**THE TASK**
Print the records below exactly as they appear.

Figure dataset records:
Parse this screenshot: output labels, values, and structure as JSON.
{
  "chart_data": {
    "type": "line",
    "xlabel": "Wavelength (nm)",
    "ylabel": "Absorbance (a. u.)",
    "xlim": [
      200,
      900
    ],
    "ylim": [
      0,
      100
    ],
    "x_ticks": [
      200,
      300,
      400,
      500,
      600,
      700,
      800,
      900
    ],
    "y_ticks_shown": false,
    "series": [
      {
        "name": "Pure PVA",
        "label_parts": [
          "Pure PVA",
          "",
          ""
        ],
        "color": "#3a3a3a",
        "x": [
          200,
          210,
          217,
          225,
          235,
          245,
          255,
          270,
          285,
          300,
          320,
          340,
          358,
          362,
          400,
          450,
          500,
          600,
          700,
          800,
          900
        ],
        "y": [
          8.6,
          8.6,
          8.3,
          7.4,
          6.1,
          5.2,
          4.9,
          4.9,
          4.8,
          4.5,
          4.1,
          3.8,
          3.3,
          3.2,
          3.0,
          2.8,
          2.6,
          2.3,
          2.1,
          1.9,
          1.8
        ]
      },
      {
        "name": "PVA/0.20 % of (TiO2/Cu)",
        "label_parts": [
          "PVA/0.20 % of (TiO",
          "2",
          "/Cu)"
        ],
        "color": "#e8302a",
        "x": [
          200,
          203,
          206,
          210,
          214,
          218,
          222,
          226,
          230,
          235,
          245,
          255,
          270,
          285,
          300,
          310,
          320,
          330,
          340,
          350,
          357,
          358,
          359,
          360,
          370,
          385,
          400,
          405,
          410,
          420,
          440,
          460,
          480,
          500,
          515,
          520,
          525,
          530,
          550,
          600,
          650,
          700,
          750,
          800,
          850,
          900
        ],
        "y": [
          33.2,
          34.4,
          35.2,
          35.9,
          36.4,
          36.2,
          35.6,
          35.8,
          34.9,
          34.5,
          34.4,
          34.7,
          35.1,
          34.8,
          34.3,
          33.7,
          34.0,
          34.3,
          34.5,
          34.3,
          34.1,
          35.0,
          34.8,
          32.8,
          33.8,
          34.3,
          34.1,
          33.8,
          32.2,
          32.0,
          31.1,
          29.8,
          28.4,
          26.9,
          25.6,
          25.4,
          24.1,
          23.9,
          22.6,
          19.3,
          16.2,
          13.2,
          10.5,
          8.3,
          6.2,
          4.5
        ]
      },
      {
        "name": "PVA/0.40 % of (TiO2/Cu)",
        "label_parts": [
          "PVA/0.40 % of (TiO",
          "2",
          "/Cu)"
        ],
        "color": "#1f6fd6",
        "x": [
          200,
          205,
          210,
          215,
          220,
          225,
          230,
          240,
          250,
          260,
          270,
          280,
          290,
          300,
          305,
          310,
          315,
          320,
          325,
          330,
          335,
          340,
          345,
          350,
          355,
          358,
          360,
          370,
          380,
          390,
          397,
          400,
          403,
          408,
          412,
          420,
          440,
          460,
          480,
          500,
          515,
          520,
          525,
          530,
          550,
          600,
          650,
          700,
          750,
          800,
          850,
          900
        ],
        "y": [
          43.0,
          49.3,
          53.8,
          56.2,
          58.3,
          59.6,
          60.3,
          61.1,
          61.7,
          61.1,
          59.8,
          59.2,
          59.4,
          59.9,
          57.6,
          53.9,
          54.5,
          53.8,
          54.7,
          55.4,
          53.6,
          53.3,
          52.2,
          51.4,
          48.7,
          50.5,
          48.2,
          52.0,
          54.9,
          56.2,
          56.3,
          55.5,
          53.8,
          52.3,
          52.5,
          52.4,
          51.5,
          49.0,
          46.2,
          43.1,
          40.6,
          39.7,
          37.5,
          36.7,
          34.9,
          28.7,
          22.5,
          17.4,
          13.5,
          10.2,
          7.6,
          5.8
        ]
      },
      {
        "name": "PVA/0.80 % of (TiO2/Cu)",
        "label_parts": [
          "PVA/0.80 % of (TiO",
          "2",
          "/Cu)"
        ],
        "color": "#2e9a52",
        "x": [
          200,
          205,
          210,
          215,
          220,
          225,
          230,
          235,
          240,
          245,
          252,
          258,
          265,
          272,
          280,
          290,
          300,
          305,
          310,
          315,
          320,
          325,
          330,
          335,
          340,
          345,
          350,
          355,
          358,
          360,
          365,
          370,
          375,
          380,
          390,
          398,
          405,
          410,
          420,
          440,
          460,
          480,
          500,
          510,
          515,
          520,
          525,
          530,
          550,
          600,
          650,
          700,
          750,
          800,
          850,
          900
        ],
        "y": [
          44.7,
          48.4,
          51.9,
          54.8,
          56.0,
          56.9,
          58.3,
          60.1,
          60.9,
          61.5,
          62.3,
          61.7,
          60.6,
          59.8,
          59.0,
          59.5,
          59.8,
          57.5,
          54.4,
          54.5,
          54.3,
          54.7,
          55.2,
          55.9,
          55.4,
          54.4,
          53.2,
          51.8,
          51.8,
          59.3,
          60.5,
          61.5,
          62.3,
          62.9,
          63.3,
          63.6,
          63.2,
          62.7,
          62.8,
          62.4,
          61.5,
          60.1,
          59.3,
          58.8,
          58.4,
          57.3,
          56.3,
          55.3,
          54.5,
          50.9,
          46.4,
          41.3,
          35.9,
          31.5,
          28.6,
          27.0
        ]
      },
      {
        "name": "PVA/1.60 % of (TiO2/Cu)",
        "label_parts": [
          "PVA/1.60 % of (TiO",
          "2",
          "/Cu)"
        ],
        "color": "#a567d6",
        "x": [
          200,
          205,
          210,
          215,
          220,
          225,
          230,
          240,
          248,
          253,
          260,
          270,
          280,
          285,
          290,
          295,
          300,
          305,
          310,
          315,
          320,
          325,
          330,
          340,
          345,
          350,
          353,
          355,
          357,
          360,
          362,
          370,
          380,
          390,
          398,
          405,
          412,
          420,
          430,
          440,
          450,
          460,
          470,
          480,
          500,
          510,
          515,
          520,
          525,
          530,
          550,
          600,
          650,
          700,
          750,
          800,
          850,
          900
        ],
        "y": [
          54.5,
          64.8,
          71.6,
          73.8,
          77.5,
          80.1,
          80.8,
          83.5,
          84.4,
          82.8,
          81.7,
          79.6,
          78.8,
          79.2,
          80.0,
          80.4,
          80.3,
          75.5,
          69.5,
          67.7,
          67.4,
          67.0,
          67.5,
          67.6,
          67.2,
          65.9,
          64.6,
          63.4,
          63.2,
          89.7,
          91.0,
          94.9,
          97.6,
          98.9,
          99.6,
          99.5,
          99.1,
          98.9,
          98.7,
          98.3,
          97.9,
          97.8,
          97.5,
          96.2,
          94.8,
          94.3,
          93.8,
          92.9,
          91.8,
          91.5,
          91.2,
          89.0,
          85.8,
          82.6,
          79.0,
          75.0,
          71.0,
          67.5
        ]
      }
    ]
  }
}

**FINISHED EXERCISE**
Parse this screenshot: output labels, values, and structure as JSON.
{
  "chart_data": {
    "type": "line",
    "xlabel": "Wavelength (nm)",
    "ylabel": "Absorbance (a. u.)",
    "xlim": [
      200,
      900
    ],
    "ylim": [
      0,
      100
    ],
    "x_ticks": [
      200,
      300,
      400,
      500,
      600,
      700,
      800,
      900
    ],
    "y_ticks_shown": false,
    "series": [
      {
        "name": "Pure PVA",
        "label_parts": [
          "Pure PVA",
          "",
          ""
        ],
        "color": "#3a3a3a",
        "x": [
          200,
          210,
          217,
          225,
          235,
          245,
          255,
          270,
          285,
          300,
          320,
          340,
          358,
          362,
          400,
          450,
          500,
          600,
          700,
          800,
          900
        ],
        "y": [
          8.6,
          8.6,
          8.3,
          7.4,
          6.1,
          5.2,
          4.9,
          4.9,
          4.8,
          4.5,
          4.1,
          3.8,
          3.3,
          3.2,
          3.0,
          2.8,
          2.6,
          2.3,
          2.1,
          1.9,
          1.8
        ]
      },
      {
        "name": "PVA/0.20 % of (TiO2/Cu)",
        "label_parts": [
          "PVA/0.20 % of (TiO",
          "2",
          "/Cu)"
        ],
        "color": "#e8302a",
        "x": [
          200,
          203,
          206,
          210,
          214,
          218,
          222,
          226,
          230,
          235,
          245,
          255,
          270,
          285,
          300,
          310,
          320,
          330,
          340,
          350,
          357,
          358,
          359,
          360,
          370,
          385,
          400,
          405,
          410,
          420,
          440,
          460,
          480,
          500,
          515,
          520,
          525,
          530,
          550,
          600,
          650,
          700,
          750,
          800,
          850,
          900
        ],
        "y": [
          33.2,
          34.4,
          35.2,
          35.9,
          36.4,
          36.2,
          35.6,
          35.8,
          34.9,
          34.5,
          34.4,
          34.7,
          35.1,
          34.8,
          34.3,
          33.7,
          34.0,
          34.3,
          34.5,
          34.3,
          34.1,
          35.0,
          34.8,
          32.8,
          33.8,
          34.3,
          34.1,
          33.8,
          32.2,
          32.0,
          31.1,
          29.8,
          28.4,
          26.9,
          25.6,
          25.4,
          24.1,
          23.9,
          22.6,
          19.3,
          16.2,
          13.2,
          10.5,
          8.3,
          6.2,
          4.5
        ]
      },
      {
        "name": "PVA/0.40 % of (TiO2/Cu)",
        "label_parts": [
          "PVA/0.40 % of (TiO",
          "2",
          "/Cu)"
        ],
        "color": "#1f6fd6",
        "x": [
          200,
          205,
          210,
          215,
          220,
          225,
          230,
          240,
          250,
          260,
          270,
          280,
          290,
          300,
          305,
          310,
          315,
          320,
          325,
          330,
          335,
          340,
          345,
          350,
          355,
          358,
          360,
          370,
          380,
          390,
          397,
          400,
          403,
          408,
          412,
          420,
          440,
          460,
          480,
          500,
          515,
          520,
          525,
          530,
          550,
          600,
          650,
          700,
          750,
          800,
          850,
          900
        ],
        "y": [
          43.0,
          49.3,
          53.8,
          56.2,
          58.3,
          59.6,
          60.3,
          61.1,
          61.7,
          61.1,
          59.8,
          59.2,
          59.4,
          59.9,
          57.6,
          53.9,
          54.5,
          53.8,
          54.7,
          55.4,
          53.6,
          53.3,
          52.2,
          51.4,
          48.7,
          50.5,
          48.2,
          52.0,
          54.9,
          56.2,
          56.3,
          55.5,
          53.8,
          52.3,
          52.5,
          52.4,
          51.5,
          49.0,
          46.2,
          43.1,
          40.6,
          39.7,
          37.5,
          36.7,
          34.9,
          28.7,
          22.5,
          17.4,
          13.5,
          10.2,
          7.6,
          5.8
        ]
      },
      {
        "name": "PVA/0.80 % of (TiO2/Cu)",
        "label_parts": [
          "PVA/0.80 % of (TiO",
          "2",
          "/Cu)"
        ],
        "color": "#2e9a52",
        "x": [
          200,
          205,
          210,
          215,
          220,
          225,
          230,
          235,
          240,
          245,
          252,
          258,
          265,
          272,
          280,
          290,
          300,
          305,
          310,
          315,
          320,
          325,
          330,
          335,
          340,
          345,
          350,
          355,
          358,
          360,
          365,
          370,
          375,
          380,
          390,
          398,
          405,
          410,
          420,
          440,
          460,
          480,
          500,
          510,
          515,
          520,
          525,
          530,
          550,
          600,
          650,
          700,
          750,
          800,
          850,
          900
        ],
        "y": [
          44.7,
          48.4,
          51.9,
          54.8,
          56.0,
          56.9,
          58.3,
          60.1,
          60.9,
          61.5,
          62.3,
          61.7,
          60.6,
          59.8,
          59.0,
          59.5,
          59.8,
          57.5,
          54.4,
          54.5,
          54.3,
          54.7,
          55.2,
          55.9,
          55.4,
          54.4,
          53.2,
          51.8,
          51.8,
          59.3,
          60.5,
          61.5,
          62.3,
          62.9,
          63.3,
          63.6,
          63.2,
          62.7,
          62.8,
          62.4,
          61.5,
          60.1,
          59.3,
          58.8,
          58.4,
          57.3,
          56.3,
          55.3,
          54.5,
          50.9,
          46.4,
          41.3,
          35.9,
          31.5,
          28.6,
          27.0
        ]
      },
      {
        "name": "PVA/1.60 % of (TiO2/Cu)",
        "label_parts": [
          "PVA/1.60 % of (TiO",
          "2",
          "/Cu)"
        ],
        "color": "#a567d6",
        "x": [
          200,
          205,
          210,
          215,
          220,
          225,
          230,
          240,
          248,
          253,
          260,
          270,
          280,
          285,
          290,
          295,
          300,
          305,
          310,
          315,
          320,
          325,
          330,
          340,
          345,
          350,
          353,
          355,
          357,
          360,
          362,
          370,
          380,
          390,
          398,
          405,
          412,
          420,
          430,
          440,
          450,
          460,
          470,
          480,
          500,
          510,
          515,
          520,
          525,
          530,
          550,
          600,
          650,
          700,
          750,
          800,
          850,
          900
        ],
        "y": [
          54.5,
          64.8,
          71.6,
          73.8,
          77.5,
          80.1,
          80.8,
          83.5,
          84.4,
          82.8,
          81.7,
          79.6,
          78.8,
          79.2,
          80.0,
          80.4,
          80.3,
          75.5,
          69.5,
          67.7,
          67.4,
          67.0,
          67.5,
          67.6,
          67.2,
          65.9,
          64.6,
          63.4,
          63.2,
          89.7,
          91.0,
          94.9,
          97.6,
          98.9,
          99.6,
          99.5,
          99.1,
          98.9,
          98.7,
          98.3,
          97.9,
          97.8,
          97.5,
          96.2,
          94.8,
          94.3,
          93.8,
          92.9,
          91.8,
          91.5,
          91.2,
          89.0,
          85.8,
          82.6,
          79.0,
          75.0,
          71.0,
          67.5
        ]
      }
    ]
  }
}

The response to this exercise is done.